What is asked:
Using the records provided below, locate and copy each line that contains the word "Quản".

Records:
------------------------------------------------

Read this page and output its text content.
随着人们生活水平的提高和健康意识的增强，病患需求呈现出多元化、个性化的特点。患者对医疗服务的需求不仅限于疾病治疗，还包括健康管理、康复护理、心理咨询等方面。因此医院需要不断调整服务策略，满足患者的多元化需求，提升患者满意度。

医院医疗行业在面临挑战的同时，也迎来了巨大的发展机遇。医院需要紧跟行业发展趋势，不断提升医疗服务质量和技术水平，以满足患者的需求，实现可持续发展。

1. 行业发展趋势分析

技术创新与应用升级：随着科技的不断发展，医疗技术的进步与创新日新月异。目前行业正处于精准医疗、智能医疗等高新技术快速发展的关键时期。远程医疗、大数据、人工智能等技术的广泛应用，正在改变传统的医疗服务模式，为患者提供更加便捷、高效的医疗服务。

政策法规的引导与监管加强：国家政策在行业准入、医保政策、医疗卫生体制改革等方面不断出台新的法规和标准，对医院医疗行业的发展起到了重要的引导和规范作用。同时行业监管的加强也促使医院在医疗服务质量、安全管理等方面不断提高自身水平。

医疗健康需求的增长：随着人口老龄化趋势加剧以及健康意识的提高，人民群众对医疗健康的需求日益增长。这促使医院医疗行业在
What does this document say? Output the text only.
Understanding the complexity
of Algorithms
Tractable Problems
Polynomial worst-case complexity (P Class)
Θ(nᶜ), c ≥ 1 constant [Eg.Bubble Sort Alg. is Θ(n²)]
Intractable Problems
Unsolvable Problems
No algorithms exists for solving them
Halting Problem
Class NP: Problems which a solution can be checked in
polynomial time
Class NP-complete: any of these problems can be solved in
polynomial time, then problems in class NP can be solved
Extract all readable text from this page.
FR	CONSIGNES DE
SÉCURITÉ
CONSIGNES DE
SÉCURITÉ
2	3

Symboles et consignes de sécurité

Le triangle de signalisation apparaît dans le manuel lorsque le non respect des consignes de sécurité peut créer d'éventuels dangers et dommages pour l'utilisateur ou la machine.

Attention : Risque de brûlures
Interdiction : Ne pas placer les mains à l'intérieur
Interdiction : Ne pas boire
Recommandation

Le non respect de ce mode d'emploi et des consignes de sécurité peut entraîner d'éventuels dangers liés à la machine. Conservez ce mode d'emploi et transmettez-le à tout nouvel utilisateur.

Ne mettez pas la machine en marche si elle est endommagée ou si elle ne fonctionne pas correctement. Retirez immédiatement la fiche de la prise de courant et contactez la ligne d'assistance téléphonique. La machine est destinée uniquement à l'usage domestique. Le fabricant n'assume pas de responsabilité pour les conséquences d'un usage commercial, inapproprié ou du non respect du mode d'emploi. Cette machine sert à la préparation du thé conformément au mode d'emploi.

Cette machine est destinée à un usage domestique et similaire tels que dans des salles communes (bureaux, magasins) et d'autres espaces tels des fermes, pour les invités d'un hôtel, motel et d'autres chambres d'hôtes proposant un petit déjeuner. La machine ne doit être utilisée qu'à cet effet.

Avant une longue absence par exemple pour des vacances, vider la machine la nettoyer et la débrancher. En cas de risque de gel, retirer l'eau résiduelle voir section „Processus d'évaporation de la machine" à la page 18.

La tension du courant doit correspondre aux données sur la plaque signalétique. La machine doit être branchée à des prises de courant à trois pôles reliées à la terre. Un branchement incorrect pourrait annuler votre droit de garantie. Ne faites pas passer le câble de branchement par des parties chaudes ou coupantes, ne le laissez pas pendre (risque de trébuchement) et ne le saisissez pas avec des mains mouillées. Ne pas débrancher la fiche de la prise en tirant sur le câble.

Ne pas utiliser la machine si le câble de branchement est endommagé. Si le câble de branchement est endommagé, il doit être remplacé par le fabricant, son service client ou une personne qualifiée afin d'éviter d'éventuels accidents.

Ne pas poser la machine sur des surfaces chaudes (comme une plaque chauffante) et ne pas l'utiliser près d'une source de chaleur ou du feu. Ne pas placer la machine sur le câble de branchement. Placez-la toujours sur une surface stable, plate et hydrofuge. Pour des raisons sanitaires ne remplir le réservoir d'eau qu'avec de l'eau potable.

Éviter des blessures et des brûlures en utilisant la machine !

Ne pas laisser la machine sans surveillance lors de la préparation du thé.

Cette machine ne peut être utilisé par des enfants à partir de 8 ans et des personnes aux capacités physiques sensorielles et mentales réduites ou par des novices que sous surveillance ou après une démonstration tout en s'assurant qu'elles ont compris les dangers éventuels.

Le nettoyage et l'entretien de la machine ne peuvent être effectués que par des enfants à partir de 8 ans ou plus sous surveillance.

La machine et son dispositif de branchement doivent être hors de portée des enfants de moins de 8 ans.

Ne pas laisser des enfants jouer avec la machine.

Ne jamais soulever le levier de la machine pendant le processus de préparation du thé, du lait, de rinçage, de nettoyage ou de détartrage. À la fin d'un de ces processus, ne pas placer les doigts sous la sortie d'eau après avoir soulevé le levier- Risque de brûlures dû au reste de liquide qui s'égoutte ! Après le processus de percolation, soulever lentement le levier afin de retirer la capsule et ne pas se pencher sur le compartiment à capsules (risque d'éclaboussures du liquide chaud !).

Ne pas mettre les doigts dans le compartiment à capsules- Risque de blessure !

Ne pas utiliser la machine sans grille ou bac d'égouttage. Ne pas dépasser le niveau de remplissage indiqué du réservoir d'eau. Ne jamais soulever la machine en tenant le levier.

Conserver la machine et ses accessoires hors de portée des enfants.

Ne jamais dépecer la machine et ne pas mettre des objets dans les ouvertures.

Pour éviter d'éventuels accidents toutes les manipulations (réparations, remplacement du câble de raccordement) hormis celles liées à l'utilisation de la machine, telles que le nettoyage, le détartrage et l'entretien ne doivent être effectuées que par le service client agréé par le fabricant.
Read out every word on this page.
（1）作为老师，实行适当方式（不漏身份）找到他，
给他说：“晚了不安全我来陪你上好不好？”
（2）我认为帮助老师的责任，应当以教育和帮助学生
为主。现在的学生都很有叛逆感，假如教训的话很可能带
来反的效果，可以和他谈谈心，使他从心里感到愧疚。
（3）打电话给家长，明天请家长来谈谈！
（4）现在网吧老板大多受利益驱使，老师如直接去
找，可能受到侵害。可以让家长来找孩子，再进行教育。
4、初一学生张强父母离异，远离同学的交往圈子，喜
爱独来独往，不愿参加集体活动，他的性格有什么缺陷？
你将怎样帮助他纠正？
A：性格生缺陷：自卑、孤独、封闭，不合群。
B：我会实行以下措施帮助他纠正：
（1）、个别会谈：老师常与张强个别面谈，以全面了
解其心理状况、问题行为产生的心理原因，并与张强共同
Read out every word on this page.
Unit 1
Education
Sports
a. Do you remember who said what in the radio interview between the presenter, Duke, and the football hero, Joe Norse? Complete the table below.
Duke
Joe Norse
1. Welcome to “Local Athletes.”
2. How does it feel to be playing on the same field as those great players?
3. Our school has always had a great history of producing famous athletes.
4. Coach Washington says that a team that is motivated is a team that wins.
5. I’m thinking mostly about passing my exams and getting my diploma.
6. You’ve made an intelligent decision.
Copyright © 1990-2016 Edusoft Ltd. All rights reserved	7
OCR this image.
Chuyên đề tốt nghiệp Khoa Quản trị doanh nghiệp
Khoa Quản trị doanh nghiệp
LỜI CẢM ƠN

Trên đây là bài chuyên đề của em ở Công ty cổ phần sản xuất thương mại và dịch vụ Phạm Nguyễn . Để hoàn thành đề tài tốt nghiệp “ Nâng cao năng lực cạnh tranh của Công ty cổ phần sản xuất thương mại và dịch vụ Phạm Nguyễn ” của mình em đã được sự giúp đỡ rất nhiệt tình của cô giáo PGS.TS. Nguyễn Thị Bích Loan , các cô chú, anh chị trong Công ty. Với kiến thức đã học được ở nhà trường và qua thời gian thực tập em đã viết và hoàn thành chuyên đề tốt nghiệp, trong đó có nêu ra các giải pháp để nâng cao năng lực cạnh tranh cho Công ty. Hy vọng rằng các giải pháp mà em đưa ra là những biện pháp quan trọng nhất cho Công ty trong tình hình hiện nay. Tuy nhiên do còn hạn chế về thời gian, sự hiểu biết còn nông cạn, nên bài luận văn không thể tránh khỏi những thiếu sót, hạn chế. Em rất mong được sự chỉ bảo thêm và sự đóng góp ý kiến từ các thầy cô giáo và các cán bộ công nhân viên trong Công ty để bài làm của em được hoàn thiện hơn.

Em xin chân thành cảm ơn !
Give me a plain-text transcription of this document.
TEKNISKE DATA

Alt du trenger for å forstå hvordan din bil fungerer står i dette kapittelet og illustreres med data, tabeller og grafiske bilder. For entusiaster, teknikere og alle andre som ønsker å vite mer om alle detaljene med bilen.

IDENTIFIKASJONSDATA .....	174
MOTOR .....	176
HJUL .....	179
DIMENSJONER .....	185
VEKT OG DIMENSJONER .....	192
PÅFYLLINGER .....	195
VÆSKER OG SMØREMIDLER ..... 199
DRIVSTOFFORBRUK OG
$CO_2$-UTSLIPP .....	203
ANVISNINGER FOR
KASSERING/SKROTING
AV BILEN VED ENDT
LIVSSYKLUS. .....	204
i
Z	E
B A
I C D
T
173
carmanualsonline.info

------------------------------------------------

Exercise result:
Chuyên đề tốt nghiệp Khoa Quản trị doanh nghiệp
Khoa Quản trị doanh nghiệp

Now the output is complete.